- [WORK REQUIRED]: Find every line in the records below that holds the word "Results", and copy it out.

- [MATERIAL FOR THIS EXERCISE]:
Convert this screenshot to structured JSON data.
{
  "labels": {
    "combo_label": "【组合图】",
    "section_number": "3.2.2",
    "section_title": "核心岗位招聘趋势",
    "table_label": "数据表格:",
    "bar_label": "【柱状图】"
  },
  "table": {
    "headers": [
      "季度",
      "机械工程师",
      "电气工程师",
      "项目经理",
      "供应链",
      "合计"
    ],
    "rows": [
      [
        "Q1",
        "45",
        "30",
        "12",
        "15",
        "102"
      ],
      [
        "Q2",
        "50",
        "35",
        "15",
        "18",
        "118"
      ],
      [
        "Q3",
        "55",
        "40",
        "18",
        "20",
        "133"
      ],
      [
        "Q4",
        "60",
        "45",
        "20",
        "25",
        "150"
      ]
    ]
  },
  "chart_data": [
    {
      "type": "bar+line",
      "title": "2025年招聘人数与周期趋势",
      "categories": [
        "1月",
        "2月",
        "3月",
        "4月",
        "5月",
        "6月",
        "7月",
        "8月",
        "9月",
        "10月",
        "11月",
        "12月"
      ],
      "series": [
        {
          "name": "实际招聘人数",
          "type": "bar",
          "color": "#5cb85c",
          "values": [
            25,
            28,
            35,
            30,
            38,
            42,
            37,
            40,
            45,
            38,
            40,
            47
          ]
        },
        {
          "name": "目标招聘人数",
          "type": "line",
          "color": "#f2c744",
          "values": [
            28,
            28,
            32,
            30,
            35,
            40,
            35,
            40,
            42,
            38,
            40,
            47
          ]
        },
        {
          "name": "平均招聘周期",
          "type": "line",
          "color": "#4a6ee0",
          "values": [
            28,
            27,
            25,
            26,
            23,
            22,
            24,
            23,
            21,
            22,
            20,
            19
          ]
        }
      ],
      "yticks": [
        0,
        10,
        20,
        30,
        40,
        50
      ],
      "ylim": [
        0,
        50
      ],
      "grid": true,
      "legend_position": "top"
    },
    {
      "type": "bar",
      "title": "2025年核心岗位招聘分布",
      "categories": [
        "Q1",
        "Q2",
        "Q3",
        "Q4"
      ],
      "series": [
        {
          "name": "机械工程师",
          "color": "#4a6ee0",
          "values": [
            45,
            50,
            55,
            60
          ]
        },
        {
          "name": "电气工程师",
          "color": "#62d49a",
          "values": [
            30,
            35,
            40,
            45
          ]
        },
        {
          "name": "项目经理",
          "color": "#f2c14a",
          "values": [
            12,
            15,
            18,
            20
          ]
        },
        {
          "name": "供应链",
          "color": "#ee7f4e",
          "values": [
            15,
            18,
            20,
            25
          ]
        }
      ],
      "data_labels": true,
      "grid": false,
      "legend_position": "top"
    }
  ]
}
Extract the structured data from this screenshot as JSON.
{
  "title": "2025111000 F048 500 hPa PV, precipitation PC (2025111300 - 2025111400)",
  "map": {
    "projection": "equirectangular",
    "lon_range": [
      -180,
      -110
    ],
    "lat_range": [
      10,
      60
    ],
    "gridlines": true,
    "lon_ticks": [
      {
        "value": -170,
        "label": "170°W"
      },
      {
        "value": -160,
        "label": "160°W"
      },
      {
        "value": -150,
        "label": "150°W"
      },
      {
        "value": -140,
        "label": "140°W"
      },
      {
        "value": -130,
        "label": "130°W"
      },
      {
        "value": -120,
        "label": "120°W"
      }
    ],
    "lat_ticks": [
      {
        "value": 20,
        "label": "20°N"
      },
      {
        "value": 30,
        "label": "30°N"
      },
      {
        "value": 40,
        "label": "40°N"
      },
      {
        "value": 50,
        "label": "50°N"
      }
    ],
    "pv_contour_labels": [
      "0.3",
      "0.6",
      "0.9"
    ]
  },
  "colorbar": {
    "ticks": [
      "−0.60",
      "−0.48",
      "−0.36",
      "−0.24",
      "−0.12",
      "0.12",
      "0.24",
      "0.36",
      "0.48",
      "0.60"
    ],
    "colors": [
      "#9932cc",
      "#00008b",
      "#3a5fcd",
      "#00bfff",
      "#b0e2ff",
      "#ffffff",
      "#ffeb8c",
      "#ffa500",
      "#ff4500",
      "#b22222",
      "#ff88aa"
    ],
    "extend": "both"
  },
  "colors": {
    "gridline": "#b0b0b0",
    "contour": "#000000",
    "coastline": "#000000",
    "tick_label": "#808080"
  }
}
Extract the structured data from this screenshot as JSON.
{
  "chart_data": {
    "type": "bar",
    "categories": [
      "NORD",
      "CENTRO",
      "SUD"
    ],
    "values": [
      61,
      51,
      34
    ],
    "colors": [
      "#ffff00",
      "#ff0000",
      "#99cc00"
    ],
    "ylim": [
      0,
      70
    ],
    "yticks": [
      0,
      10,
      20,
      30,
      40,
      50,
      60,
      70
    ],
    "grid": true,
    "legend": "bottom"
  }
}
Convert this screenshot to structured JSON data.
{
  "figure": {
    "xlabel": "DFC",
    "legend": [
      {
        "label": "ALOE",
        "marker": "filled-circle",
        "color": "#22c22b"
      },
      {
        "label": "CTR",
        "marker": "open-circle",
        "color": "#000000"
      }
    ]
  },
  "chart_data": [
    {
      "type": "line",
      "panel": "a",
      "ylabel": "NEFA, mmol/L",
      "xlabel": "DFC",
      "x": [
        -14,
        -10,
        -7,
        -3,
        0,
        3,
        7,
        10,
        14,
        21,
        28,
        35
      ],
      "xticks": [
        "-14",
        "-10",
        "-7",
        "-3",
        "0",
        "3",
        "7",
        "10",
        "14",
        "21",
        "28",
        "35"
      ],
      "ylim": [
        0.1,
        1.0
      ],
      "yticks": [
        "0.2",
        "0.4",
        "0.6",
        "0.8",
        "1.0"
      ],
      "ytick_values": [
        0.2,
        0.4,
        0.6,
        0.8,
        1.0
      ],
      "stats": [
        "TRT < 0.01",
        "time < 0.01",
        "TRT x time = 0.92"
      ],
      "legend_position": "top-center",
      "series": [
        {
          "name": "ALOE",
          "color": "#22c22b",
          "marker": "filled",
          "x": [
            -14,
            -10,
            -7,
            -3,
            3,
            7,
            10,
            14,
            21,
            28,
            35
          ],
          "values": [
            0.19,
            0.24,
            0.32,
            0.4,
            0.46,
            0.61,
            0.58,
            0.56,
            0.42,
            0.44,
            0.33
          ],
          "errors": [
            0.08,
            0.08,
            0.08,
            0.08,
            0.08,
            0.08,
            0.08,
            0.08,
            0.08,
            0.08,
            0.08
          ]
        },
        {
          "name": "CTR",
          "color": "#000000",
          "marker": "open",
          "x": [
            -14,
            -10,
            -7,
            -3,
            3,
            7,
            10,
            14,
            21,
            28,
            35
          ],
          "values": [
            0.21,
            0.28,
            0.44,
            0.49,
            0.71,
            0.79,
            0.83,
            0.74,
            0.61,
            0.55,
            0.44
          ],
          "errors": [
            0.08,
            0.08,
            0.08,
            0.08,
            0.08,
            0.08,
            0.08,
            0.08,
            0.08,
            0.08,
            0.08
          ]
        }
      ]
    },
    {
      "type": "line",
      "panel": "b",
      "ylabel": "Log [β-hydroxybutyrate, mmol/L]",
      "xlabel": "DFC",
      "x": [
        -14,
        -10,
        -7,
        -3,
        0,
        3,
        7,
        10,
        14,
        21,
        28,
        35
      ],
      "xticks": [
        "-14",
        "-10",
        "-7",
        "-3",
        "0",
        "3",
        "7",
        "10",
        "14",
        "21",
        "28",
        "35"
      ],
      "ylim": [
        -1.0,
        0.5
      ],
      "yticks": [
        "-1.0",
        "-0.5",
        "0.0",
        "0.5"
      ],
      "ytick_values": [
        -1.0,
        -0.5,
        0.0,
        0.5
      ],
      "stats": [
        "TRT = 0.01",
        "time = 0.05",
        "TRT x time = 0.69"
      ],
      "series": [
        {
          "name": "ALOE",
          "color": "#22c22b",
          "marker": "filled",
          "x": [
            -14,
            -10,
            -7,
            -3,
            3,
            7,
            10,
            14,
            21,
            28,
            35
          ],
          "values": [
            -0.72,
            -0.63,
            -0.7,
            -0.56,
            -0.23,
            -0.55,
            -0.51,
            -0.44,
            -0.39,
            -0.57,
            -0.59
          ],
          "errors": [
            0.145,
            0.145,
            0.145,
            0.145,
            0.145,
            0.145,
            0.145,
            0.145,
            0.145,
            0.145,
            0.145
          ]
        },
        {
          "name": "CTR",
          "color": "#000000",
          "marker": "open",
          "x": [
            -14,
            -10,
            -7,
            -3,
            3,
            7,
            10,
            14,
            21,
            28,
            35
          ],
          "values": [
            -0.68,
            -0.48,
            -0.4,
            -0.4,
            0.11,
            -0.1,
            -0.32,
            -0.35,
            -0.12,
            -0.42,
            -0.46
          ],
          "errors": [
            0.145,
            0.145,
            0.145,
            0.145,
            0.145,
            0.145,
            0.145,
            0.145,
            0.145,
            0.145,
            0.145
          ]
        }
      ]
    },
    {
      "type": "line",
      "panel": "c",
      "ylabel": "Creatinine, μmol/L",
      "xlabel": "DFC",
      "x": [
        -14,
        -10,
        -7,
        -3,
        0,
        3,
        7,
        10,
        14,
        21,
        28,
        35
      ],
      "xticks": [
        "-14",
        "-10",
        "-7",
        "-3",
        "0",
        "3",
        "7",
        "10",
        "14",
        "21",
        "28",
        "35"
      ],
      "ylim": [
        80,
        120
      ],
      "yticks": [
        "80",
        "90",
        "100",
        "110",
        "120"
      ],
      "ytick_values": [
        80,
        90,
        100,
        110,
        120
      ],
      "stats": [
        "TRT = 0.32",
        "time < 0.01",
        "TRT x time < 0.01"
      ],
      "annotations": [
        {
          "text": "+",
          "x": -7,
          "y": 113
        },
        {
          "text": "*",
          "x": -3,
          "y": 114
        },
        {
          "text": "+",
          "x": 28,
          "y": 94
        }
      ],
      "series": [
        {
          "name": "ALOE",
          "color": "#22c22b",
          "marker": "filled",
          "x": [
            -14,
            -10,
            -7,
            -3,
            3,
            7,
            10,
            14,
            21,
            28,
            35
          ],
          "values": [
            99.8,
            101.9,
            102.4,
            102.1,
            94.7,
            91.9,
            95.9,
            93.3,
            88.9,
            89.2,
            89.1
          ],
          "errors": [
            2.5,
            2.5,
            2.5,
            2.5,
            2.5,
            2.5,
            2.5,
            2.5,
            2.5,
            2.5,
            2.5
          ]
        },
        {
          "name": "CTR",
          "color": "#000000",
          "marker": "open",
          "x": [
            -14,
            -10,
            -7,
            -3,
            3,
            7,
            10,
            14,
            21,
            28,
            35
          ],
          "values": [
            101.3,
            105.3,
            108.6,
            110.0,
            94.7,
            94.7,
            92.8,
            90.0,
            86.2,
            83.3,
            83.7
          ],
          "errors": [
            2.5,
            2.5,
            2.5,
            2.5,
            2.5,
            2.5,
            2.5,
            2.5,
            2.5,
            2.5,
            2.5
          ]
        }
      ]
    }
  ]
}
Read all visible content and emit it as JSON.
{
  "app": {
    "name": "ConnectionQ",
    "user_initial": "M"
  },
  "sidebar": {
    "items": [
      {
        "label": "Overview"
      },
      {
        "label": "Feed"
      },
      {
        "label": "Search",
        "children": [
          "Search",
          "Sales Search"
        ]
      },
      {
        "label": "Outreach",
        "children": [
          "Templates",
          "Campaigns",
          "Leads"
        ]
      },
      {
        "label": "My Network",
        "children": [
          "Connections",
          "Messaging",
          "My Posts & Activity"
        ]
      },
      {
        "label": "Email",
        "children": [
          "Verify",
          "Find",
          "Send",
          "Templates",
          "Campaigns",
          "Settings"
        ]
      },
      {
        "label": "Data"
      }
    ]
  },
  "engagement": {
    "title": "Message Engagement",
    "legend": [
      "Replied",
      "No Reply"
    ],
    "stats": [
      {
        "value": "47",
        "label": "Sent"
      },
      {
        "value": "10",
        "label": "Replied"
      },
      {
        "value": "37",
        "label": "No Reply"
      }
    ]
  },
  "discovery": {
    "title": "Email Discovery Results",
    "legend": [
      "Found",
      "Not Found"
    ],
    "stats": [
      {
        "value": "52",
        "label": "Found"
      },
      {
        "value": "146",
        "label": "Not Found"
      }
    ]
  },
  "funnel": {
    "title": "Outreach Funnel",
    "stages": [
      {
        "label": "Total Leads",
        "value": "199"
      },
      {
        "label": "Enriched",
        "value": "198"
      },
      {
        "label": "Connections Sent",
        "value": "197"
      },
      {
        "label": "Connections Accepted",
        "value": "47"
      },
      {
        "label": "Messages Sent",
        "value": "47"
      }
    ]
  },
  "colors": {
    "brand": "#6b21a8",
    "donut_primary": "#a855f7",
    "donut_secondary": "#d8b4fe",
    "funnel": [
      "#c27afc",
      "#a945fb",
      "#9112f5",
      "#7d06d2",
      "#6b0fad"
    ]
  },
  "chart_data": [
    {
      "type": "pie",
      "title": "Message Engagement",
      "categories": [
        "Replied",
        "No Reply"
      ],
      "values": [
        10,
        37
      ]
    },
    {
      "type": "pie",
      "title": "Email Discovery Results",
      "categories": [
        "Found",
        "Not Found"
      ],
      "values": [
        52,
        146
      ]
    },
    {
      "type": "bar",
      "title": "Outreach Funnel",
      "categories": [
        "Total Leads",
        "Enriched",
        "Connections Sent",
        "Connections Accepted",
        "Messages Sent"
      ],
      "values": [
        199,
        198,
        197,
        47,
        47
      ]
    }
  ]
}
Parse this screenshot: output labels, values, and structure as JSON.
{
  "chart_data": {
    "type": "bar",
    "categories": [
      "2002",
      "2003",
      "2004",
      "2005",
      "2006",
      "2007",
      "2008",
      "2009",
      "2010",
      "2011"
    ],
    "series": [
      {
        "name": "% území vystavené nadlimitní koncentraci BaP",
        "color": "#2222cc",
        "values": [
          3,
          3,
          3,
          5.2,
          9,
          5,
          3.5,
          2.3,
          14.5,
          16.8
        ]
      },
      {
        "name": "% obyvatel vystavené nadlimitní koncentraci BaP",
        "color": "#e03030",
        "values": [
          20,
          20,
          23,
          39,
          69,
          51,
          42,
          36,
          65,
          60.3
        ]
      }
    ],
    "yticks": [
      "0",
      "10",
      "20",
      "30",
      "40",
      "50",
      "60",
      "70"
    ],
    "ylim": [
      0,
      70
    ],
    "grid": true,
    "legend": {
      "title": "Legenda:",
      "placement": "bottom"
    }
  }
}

- [SOLUTION]:
    "title": "Email Discovery Results",
      "title": "Email Discovery Results",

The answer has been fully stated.